__AIM__: Can you rewrite the items below with every "bounding boxes" changed to "coordinates" and everything else unchanged? Omit the pictures.

---------- MATERIAL

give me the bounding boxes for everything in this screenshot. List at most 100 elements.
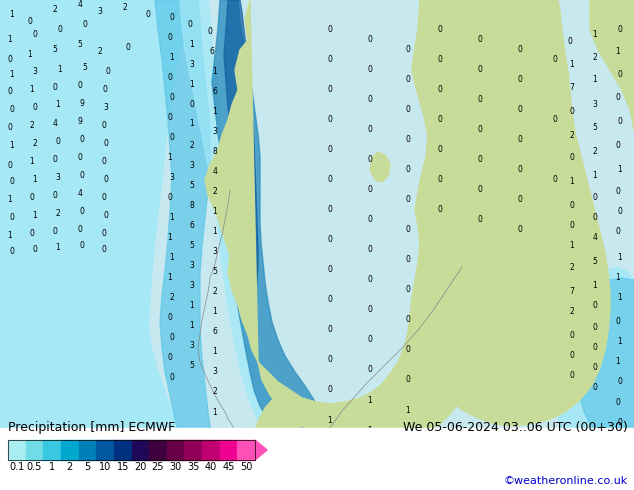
Text: 1: 1	[28, 50, 32, 59]
Text: 0: 0	[553, 116, 557, 124]
Text: 0: 0	[169, 14, 174, 23]
Text: 1: 1	[368, 425, 372, 435]
Text: 0: 0	[53, 192, 58, 200]
Text: 0: 0	[368, 155, 372, 165]
Text: 0: 0	[406, 286, 410, 294]
Text: 0: 0	[437, 55, 443, 65]
Text: 1: 1	[56, 244, 60, 252]
Text: 1: 1	[618, 166, 623, 174]
Text: 0: 0	[56, 138, 60, 147]
Text: 0: 0	[616, 227, 621, 237]
Text: 1: 1	[170, 253, 174, 263]
Bar	[79, 440, 96, 460]
Text: 1: 1	[167, 234, 172, 243]
Text: 0: 0	[477, 96, 482, 104]
Polygon shape	[412, 0, 610, 426]
Text: 0: 0	[368, 336, 372, 344]
Text: 0: 0	[616, 188, 621, 196]
Text: 1: 1	[32, 212, 37, 220]
Text: 0: 0	[328, 236, 332, 245]
Bar	[167, 440, 184, 460]
Text: 1: 1	[167, 153, 172, 163]
Bar	[114, 440, 131, 460]
Text: 2: 2	[569, 264, 574, 272]
Text: 1: 1	[8, 196, 13, 204]
Text: 1: 1	[58, 66, 62, 74]
Text: ©weatheronline.co.uk: ©weatheronline.co.uk	[504, 476, 628, 486]
Text: 0: 0	[517, 225, 522, 235]
Text: 1: 1	[212, 427, 217, 437]
Text: 0: 0	[437, 85, 443, 95]
Text: 5: 5	[190, 180, 195, 190]
Bar	[202, 440, 220, 460]
Text: 3: 3	[190, 261, 195, 270]
Text: 0: 0	[79, 242, 84, 250]
Text: 0: 0	[406, 225, 410, 235]
Bar	[43, 440, 61, 460]
Text: 1: 1	[10, 10, 15, 20]
Text: 0.5: 0.5	[27, 462, 42, 472]
Text: 0: 0	[53, 155, 58, 165]
Text: 0: 0	[406, 166, 410, 174]
Text: 0: 0	[406, 136, 410, 145]
Text: 0: 0	[328, 266, 332, 274]
Text: 0: 0	[32, 30, 37, 40]
Text: 1: 1	[190, 320, 195, 329]
Polygon shape	[370, 152, 390, 182]
Polygon shape	[224, 0, 258, 306]
Text: 1: 1	[170, 214, 174, 222]
Text: 0: 0	[101, 245, 107, 254]
Text: 0: 0	[406, 316, 410, 324]
Bar	[0, 428, 634, 490]
Bar	[96, 440, 114, 460]
Text: 1: 1	[212, 68, 217, 76]
Text: 0: 0	[32, 245, 37, 254]
Text: 0: 0	[82, 21, 87, 29]
Polygon shape	[248, 398, 302, 490]
Text: 2: 2	[98, 48, 102, 56]
Text: 0: 0	[58, 25, 62, 34]
Text: 0: 0	[101, 228, 107, 238]
Text: 9: 9	[77, 118, 82, 126]
Polygon shape	[212, 0, 322, 450]
Text: 1: 1	[190, 300, 195, 310]
Text: 2: 2	[56, 210, 60, 219]
Text: 5: 5	[593, 258, 597, 267]
Text: 0: 0	[328, 205, 332, 215]
Text: 0: 0	[27, 18, 32, 26]
Text: 1: 1	[616, 273, 621, 283]
Text: 0: 0	[368, 245, 372, 254]
Text: 5: 5	[77, 41, 82, 49]
Text: 3: 3	[190, 280, 195, 290]
Text: 0: 0	[618, 25, 623, 34]
Text: 0: 0	[77, 81, 82, 91]
Text: 0: 0	[593, 323, 597, 333]
Text: 5: 5	[593, 123, 597, 132]
Text: 0: 0	[8, 88, 13, 97]
Polygon shape	[550, 190, 602, 290]
Text: 2: 2	[190, 141, 195, 149]
Text: 0: 0	[101, 122, 107, 130]
Text: 0: 0	[146, 10, 150, 20]
Text: 3: 3	[212, 127, 217, 137]
Polygon shape	[590, 0, 634, 130]
Text: 1: 1	[30, 157, 34, 167]
Text: 1: 1	[593, 171, 597, 179]
Text: 5: 5	[82, 64, 87, 73]
Text: 5: 5	[53, 46, 58, 54]
Text: 0: 0	[437, 175, 443, 185]
Text: 2: 2	[569, 308, 574, 317]
Text: 0: 0	[101, 157, 107, 167]
Text: 0: 0	[328, 55, 332, 65]
Bar	[131, 440, 149, 460]
Text: 1: 1	[49, 462, 55, 472]
Text: 1: 1	[170, 53, 174, 63]
Text: 0: 0	[517, 105, 522, 115]
Text: 45: 45	[223, 462, 235, 472]
Text: 0: 0	[126, 44, 131, 52]
Text: 1: 1	[212, 347, 217, 357]
Text: 0: 0	[569, 153, 574, 163]
Polygon shape	[180, 0, 330, 458]
Text: 0: 0	[103, 140, 108, 148]
Text: 1: 1	[569, 241, 574, 249]
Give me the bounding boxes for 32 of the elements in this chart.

--------------------

__SOLVED PROBLEM__:
give me the coordinates for everything in this screenshot. List at most 100 elements.
Text: 1: 1	[28, 50, 32, 59]
Text: 0: 0	[553, 116, 557, 124]
Text: 0: 0	[169, 14, 174, 23]
Text: 1: 1	[368, 425, 372, 435]
Text: 0: 0	[53, 192, 58, 200]
Text: 0: 0	[368, 155, 372, 165]
Text: 0: 0	[406, 286, 410, 294]
Text: 0: 0	[437, 55, 443, 65]
Text: 1: 1	[56, 244, 60, 252]
Text: 1: 1	[618, 166, 623, 174]
Text: 0: 0	[56, 138, 60, 147]
Text: 0: 0	[616, 227, 621, 237]
Text: 1: 1	[170, 253, 174, 263]
Bar	[79, 440, 96, 460]
Text: 1: 1	[167, 234, 172, 243]
Text: 0: 0	[477, 96, 482, 104]
Polygon shape	[412, 0, 610, 426]
Text: 0: 0	[368, 336, 372, 344]
Text: 0: 0	[616, 188, 621, 196]
Text: 1: 1	[32, 212, 37, 220]
Text: 0: 0	[328, 236, 332, 245]
Bar	[167, 440, 184, 460]
Text: 1: 1	[167, 153, 172, 163]
Bar	[114, 440, 131, 460]
Text: 2: 2	[569, 264, 574, 272]
Text: 1: 1	[8, 196, 13, 204]
Text: 1: 1	[58, 66, 62, 74]
Text: ©weatheronline.co.uk: ©weatheronline.co.uk	[504, 476, 628, 486]
Text: 0: 0	[517, 225, 522, 235]
Text: 1: 1	[212, 427, 217, 437]
Text: 0: 0	[437, 85, 443, 95]
Text: 5: 5	[190, 180, 195, 190]
Bar	[202, 440, 220, 460]
Text: 3: 3	[190, 261, 195, 270]
Text: 0: 0	[79, 242, 84, 250]
Text: 0: 0	[406, 225, 410, 235]
Bar	[43, 440, 61, 460]
Text: 1: 1	[10, 10, 15, 20]
Text: 0.5: 0.5	[27, 462, 42, 472]
Text: 0: 0	[53, 155, 58, 165]
Text: 0: 0	[406, 166, 410, 174]
Text: 0: 0	[406, 136, 410, 145]
Text: 0: 0	[328, 266, 332, 274]
Text: 0: 0	[32, 30, 37, 40]
Text: 1: 1	[190, 320, 195, 329]
Polygon shape	[370, 152, 390, 182]
Polygon shape	[224, 0, 258, 306]
Text: 1: 1	[170, 214, 174, 222]
Text: 0: 0	[101, 245, 107, 254]
Text: 0: 0	[406, 316, 410, 324]
Bar	[0, 428, 634, 490]
Bar	[96, 440, 114, 460]
Text: 1: 1	[212, 68, 217, 76]
Text: 0: 0	[32, 245, 37, 254]
Text: 0: 0	[82, 21, 87, 29]
Polygon shape	[248, 398, 302, 490]
Text: 2: 2	[98, 48, 102, 56]
Text: 0: 0	[58, 25, 62, 34]
Text: 0: 0	[101, 228, 107, 238]
Text: 9: 9	[77, 118, 82, 126]
Polygon shape	[212, 0, 322, 450]
Text: 1: 1	[190, 300, 195, 310]
Text: 2: 2	[56, 210, 60, 219]
Text: 5: 5	[593, 258, 597, 267]
Text: 0: 0	[328, 205, 332, 215]
Text: 0: 0	[27, 18, 32, 26]
Text: 1: 1	[616, 273, 621, 283]
Text: 0: 0	[368, 245, 372, 254]
Text: 5: 5	[77, 41, 82, 49]
Text: 3: 3	[190, 280, 195, 290]
Text: 0: 0	[618, 25, 623, 34]
Text: 0: 0	[77, 81, 82, 91]
Text: 0: 0	[593, 323, 597, 333]
Text: 5: 5	[593, 123, 597, 132]
Text: 0: 0	[8, 88, 13, 97]
Polygon shape	[550, 190, 602, 290]
Text: 2: 2	[190, 141, 195, 149]
Text: 0: 0	[101, 122, 107, 130]
Text: 0: 0	[146, 10, 150, 20]
Text: 3: 3	[212, 127, 217, 137]
Polygon shape	[590, 0, 634, 130]
Text: 1: 1	[30, 157, 34, 167]
Text: 1: 1	[593, 171, 597, 179]
Text: 5: 5	[82, 64, 87, 73]
Text: 5: 5	[53, 46, 58, 54]
Text: 0: 0	[437, 175, 443, 185]
Text: 2: 2	[569, 308, 574, 317]
Text: 0: 0	[101, 157, 107, 167]
Text: 0: 0	[328, 55, 332, 65]
Bar	[131, 440, 149, 460]
Text: 1: 1	[49, 462, 55, 472]
Text: 1: 1	[170, 53, 174, 63]
Text: 0: 0	[517, 105, 522, 115]
Text: 45: 45	[223, 462, 235, 472]
Text: 0: 0	[126, 44, 131, 52]
Text: 1: 1	[212, 347, 217, 357]
Text: 0: 0	[569, 153, 574, 163]
Polygon shape	[180, 0, 330, 458]
Text: 0: 0	[103, 140, 108, 148]
Text: 1: 1	[569, 241, 574, 249]
Give me the coordinates for 32 of the elements in this chart.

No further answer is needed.